• WHAT TO PRODUCE: All of the data needs to be repeated exactly.

• DATA EXCERPTS:
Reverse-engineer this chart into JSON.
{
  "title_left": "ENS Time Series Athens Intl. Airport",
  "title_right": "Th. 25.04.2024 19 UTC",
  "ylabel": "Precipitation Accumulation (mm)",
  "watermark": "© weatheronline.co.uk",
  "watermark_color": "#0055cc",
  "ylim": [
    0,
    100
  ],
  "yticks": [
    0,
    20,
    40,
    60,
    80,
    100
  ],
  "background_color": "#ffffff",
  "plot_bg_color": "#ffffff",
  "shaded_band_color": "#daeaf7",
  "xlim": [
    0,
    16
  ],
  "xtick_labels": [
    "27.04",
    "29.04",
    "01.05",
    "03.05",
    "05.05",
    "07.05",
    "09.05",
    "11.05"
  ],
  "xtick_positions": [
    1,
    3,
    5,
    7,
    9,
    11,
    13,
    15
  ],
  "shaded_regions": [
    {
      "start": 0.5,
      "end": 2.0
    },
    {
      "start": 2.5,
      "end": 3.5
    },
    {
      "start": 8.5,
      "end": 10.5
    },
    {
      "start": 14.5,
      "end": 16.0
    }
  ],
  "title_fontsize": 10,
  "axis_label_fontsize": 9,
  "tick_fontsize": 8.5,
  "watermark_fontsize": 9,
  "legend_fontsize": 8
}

• WRITTEN ANSWER:
Reverse-engineer this chart into JSON.
{
  "title_left": "ENS Time Series Athens Intl. Airport",
  "title_right": "Th. 25.04.2024 19 UTC",
  "ylabel": "Precipitation Accumulation (mm)",
  "watermark": "© weatheronline.co.uk",
  "watermark_color": "#0055cc",
  "ylim": [
    0,
    100
  ],
  "yticks": [
    0,
    20,
    40,
    60,
    80,
    100
  ],
  "background_color": "#ffffff",
  "plot_bg_color": "#ffffff",
  "shaded_band_color": "#daeaf7",
  "xlim": [
    0,
    16
  ],
  "xtick_labels": [
    "27.04",
    "29.04",
    "01.05",
    "03.05",
    "05.05",
    "07.05",
    "09.05",
    "11.05"
  ],
  "xtick_positions": [
    1,
    3,
    5,
    7,
    9,
    11,
    13,
    15
  ],
  "shaded_regions": [
    {
      "start": 0.5,
      "end": 2.0
    },
    {
      "start": 2.5,
      "end": 3.5
    },
    {
      "start": 8.5,
      "end": 10.5
    },
    {
      "start": 14.5,
      "end": 16.0
    }
  ],
  "title_fontsize": 10,
  "axis_label_fontsize": 9,
  "tick_fontsize": 8.5,
  "watermark_fontsize": 9,
  "legend_fontsize": 8
}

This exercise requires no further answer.